(Extracted records)
__________

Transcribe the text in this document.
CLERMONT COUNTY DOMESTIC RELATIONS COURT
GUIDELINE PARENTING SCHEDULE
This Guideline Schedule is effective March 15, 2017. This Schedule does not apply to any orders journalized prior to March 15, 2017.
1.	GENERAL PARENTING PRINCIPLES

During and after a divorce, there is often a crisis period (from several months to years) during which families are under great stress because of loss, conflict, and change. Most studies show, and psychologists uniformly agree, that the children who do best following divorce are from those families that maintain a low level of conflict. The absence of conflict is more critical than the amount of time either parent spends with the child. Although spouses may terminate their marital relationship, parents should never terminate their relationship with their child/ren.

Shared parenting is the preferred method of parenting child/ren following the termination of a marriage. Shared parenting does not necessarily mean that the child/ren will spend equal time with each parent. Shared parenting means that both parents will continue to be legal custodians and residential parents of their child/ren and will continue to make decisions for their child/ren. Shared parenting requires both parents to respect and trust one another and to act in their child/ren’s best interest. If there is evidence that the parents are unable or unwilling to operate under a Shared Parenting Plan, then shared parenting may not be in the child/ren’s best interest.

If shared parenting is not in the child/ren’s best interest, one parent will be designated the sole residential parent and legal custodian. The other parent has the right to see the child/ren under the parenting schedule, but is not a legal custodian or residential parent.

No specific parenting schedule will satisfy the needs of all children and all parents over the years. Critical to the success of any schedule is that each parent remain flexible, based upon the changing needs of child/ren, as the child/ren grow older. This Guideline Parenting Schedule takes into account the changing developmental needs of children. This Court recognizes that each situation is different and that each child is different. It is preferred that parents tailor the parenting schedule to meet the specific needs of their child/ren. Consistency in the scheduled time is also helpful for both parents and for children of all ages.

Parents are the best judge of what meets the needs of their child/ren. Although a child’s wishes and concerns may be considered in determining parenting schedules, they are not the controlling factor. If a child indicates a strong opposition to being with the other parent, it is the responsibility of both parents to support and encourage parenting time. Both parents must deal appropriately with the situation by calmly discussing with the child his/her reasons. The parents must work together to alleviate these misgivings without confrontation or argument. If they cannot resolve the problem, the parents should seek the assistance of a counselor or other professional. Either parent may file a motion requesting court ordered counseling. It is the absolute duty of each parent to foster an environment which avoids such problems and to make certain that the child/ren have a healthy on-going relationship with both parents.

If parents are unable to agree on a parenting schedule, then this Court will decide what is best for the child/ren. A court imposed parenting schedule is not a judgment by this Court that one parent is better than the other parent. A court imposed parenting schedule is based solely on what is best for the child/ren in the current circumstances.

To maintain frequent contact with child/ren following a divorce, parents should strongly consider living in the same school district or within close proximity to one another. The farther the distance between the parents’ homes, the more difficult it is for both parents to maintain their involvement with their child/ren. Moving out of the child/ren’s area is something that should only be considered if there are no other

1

__________

* **Work to complete**
Filter the listing above for the string "legal" and copy every matching line.

* **Exercise answer**
Shared parenting is the preferred method of parenting child/ren following the termination of a marriage. Shared parenting does not necessarily mean that the child/ren will spend equal time with each parent. Shared parenting means that both parents will continue to be legal custodians and residential parents of their child/ren and will continue to make decisions for their child/ren. Shared parenting requires both parents to respect and trust one another and to act in their child/ren’s best interest. If there is evidence that the parents are unable or unwilling to operate under a Shared Parenting Plan, then shared parenting may not be in the child/ren’s best interest.
If shared parenting is not in the child/ren’s best interest, one parent will be designated the sole residential parent and legal custodian. The other parent has the right to see the child/ren under the parenting schedule, but is not a legal custodian or residential parent.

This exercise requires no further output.